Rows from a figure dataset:
· · ·

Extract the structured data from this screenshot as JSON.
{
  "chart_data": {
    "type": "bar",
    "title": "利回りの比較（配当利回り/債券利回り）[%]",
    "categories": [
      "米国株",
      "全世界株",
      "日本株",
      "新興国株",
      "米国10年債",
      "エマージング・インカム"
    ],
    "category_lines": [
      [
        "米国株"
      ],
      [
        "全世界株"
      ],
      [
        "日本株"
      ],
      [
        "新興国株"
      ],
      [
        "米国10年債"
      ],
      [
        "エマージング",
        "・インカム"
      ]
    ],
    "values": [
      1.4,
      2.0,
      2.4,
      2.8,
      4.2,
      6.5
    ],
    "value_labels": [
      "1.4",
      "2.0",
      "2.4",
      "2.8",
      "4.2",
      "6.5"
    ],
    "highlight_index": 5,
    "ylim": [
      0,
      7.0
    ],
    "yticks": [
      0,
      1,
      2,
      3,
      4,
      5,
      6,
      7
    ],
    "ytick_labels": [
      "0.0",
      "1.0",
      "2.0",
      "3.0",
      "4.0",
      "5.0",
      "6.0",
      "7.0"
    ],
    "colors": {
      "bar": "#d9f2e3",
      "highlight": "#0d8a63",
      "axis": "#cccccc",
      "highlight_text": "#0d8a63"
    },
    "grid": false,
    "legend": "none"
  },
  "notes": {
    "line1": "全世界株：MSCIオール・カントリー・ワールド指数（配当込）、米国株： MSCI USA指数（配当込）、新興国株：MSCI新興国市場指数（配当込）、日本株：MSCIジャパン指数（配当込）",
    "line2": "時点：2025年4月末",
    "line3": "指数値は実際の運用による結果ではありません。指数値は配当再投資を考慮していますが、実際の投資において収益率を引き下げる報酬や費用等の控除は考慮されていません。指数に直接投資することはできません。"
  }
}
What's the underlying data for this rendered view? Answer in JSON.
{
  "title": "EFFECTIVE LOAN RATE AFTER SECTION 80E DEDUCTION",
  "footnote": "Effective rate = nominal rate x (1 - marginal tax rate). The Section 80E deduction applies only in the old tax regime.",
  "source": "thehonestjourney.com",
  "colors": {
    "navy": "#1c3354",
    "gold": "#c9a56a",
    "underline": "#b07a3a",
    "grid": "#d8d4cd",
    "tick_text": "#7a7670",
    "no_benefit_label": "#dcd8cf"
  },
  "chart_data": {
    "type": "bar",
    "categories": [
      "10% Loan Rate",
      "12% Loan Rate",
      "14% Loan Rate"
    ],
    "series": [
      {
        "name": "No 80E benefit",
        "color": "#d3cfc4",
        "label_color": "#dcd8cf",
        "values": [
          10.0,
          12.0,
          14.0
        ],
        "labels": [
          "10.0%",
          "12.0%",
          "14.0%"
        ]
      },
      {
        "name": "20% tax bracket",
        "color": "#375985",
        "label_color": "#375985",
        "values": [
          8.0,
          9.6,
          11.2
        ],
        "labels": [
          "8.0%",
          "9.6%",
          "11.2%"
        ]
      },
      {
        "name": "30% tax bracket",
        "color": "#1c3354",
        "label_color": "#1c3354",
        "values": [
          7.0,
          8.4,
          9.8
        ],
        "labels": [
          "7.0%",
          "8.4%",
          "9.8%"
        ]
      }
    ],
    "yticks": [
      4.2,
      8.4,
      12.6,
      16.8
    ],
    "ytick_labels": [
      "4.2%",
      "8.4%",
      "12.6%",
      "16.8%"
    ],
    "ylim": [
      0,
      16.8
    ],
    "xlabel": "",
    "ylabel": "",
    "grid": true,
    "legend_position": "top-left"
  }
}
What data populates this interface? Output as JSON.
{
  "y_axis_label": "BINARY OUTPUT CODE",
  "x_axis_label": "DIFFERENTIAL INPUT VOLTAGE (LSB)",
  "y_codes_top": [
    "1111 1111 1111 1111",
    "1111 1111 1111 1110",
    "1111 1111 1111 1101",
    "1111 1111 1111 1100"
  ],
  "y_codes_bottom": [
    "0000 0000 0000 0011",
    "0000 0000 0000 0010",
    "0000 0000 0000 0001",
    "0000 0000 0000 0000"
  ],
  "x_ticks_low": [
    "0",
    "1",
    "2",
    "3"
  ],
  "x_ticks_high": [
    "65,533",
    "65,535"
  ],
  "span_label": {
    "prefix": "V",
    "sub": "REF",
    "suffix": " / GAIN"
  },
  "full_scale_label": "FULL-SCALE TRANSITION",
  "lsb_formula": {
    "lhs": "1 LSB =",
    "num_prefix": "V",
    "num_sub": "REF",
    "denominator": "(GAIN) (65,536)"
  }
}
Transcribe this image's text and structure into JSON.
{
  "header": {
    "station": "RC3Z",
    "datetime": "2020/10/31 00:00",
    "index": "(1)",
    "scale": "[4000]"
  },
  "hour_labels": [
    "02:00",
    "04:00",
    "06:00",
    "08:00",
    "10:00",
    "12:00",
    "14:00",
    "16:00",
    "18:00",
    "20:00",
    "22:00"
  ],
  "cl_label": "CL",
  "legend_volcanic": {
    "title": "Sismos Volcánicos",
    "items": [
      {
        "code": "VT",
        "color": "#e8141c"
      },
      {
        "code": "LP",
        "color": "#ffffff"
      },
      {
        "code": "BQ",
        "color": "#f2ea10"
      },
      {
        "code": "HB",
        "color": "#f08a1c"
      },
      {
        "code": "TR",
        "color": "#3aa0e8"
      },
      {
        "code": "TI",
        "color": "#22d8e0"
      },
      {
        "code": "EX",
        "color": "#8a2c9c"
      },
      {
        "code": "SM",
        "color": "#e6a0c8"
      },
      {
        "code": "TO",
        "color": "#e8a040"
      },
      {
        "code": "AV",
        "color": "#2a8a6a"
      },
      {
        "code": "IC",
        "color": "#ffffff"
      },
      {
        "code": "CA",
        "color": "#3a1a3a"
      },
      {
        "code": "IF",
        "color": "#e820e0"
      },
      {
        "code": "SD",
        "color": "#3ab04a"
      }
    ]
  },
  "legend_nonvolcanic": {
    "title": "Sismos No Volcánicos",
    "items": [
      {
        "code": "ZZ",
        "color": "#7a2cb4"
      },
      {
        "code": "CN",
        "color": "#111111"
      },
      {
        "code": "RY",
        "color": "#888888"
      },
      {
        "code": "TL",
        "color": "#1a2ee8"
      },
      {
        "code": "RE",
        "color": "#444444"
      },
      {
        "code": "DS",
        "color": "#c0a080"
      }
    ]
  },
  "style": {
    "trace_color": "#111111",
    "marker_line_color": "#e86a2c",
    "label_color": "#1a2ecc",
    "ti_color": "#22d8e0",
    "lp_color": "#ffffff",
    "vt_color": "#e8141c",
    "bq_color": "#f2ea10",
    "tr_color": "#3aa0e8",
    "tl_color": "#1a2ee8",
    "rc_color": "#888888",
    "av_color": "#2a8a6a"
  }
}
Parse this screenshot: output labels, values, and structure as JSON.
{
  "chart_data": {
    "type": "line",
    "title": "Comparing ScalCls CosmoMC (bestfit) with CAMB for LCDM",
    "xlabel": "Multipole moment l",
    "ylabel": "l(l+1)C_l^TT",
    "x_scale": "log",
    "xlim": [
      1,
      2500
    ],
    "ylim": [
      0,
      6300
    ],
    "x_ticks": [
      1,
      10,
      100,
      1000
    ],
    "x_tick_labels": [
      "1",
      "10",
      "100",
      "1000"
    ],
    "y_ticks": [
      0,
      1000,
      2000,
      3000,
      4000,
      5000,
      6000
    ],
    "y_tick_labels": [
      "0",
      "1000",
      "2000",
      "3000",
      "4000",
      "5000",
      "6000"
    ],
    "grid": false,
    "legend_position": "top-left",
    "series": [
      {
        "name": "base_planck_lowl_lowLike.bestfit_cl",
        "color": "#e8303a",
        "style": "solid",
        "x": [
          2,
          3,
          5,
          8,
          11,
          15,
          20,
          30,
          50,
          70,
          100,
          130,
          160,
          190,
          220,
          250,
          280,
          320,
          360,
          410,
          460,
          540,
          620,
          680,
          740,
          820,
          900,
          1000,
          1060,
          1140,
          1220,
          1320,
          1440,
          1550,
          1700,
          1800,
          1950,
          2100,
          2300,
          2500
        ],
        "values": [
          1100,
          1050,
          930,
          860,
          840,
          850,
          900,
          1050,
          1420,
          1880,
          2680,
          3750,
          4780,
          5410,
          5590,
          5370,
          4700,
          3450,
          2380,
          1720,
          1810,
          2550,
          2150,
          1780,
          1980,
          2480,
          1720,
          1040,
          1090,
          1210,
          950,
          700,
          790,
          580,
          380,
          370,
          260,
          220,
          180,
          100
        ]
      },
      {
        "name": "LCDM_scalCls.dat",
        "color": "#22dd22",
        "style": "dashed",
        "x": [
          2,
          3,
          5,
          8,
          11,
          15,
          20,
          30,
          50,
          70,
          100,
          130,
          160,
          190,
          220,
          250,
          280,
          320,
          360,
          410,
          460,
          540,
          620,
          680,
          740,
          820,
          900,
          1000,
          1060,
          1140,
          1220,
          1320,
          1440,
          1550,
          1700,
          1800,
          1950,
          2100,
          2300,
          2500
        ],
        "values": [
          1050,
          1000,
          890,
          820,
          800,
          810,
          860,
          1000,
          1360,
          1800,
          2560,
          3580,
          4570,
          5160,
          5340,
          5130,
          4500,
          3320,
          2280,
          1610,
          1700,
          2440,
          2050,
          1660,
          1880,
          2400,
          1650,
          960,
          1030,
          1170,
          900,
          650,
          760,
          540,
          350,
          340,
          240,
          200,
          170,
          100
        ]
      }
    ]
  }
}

· · ·

■ Problem to solve
Give the number of lines in the records that contain the string "Sismos", with no other output.

■ Response for this exercise
2